Report how many lines contain "frac"; state the number and nothing else.

---*---

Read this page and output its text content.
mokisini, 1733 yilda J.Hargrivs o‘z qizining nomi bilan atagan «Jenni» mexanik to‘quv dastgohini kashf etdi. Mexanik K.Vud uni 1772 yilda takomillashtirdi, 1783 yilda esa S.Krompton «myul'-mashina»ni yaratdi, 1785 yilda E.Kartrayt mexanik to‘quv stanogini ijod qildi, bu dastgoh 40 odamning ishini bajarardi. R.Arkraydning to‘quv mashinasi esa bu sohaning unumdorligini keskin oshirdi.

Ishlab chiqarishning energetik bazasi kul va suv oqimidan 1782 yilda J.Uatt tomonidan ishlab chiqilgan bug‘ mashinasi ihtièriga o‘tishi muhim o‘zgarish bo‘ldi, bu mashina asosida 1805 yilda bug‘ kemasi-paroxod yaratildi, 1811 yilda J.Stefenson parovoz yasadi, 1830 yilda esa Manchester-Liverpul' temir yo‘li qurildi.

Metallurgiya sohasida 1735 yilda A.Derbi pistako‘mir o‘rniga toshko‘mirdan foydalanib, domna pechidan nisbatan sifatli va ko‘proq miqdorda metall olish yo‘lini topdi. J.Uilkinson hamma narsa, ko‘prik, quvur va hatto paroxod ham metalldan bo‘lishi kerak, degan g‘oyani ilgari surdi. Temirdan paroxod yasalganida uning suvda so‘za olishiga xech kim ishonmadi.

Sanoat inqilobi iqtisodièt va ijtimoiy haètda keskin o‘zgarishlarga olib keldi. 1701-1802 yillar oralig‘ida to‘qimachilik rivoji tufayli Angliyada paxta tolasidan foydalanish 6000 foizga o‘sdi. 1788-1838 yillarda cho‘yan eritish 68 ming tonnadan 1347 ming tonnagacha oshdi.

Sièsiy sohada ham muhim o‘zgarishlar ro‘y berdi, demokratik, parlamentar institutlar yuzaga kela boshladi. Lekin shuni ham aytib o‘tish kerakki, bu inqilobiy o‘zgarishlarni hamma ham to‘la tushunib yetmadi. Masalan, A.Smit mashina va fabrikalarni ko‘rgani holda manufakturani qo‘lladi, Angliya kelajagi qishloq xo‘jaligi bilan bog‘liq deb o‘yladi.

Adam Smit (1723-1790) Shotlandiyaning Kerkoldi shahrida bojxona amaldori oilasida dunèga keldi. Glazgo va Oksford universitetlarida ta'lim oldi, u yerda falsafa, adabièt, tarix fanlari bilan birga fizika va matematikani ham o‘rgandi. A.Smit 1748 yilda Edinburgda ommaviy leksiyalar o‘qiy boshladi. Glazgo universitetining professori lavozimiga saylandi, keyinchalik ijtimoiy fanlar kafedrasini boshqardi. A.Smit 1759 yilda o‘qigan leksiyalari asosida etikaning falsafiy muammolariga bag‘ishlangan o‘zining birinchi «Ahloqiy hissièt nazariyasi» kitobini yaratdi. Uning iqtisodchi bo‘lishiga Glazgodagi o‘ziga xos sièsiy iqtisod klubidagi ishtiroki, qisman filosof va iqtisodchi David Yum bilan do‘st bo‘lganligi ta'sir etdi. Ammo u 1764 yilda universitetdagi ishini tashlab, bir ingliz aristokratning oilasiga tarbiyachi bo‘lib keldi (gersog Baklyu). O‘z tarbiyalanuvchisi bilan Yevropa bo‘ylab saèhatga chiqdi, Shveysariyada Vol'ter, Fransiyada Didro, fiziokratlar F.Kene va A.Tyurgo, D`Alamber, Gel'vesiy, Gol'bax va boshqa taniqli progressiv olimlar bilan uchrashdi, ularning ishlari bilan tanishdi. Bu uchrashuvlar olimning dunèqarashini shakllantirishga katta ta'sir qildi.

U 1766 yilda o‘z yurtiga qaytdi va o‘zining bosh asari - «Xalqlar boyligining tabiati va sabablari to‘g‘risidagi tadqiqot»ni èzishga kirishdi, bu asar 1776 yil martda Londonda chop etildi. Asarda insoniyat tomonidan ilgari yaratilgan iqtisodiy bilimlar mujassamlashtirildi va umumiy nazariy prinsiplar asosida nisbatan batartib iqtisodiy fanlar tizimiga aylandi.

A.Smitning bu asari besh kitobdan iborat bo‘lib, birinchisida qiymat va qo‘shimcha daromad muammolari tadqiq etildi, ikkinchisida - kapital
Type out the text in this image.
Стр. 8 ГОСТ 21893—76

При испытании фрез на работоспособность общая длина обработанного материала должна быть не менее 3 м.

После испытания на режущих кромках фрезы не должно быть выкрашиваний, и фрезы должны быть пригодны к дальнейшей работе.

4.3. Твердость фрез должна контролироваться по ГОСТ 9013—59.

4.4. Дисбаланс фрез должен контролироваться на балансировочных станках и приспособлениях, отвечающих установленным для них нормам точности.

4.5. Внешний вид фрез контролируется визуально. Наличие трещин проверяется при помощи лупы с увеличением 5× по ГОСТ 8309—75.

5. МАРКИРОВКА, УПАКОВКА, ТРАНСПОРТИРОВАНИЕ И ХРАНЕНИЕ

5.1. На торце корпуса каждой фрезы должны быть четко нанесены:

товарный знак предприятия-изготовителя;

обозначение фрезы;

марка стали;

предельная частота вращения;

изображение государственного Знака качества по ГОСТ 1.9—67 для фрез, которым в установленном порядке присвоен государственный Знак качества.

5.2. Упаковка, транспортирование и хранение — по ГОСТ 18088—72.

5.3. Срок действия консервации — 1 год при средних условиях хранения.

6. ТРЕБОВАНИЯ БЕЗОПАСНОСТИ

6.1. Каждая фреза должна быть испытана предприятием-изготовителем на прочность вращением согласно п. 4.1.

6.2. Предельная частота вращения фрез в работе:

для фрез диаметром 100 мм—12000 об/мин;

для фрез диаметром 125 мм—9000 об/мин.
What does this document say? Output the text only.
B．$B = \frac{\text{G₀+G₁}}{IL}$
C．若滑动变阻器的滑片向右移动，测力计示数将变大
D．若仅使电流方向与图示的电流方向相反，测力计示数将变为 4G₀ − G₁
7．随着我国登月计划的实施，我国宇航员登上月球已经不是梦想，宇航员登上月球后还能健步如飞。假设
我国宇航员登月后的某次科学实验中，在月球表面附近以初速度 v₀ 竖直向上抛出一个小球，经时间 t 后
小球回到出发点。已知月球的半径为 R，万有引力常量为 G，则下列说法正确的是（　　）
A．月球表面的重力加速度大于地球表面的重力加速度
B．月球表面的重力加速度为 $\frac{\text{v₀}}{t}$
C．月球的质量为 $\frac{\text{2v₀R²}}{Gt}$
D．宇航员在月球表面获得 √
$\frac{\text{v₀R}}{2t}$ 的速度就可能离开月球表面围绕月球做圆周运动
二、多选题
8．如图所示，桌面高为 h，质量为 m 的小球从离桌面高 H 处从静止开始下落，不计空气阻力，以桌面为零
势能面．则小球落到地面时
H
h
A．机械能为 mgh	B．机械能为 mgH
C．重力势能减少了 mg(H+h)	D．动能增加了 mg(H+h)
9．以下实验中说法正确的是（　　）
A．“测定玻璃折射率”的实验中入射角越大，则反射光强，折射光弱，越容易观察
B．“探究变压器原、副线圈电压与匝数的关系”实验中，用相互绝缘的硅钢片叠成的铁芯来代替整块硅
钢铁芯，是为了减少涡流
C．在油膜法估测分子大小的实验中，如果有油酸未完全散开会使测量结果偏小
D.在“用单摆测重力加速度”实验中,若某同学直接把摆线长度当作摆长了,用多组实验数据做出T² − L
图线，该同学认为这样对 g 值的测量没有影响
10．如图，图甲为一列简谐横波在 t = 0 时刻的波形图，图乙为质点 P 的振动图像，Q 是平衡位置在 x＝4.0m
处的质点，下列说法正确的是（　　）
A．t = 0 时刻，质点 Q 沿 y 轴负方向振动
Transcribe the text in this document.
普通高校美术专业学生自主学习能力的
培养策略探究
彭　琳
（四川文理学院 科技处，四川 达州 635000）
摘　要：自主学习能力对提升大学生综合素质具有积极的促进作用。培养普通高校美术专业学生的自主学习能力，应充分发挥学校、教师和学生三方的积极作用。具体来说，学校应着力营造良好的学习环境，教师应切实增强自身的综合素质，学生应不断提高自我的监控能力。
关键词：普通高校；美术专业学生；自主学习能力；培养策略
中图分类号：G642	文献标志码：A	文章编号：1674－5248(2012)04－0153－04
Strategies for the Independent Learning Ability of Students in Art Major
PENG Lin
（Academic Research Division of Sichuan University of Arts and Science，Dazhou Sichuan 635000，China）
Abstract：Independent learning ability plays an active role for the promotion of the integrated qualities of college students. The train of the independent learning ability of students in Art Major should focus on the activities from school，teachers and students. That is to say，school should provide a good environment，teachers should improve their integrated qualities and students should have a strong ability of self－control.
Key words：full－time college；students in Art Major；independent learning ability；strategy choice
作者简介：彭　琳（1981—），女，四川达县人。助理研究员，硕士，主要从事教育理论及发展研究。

---*---

■ TASK ANSWER ■
4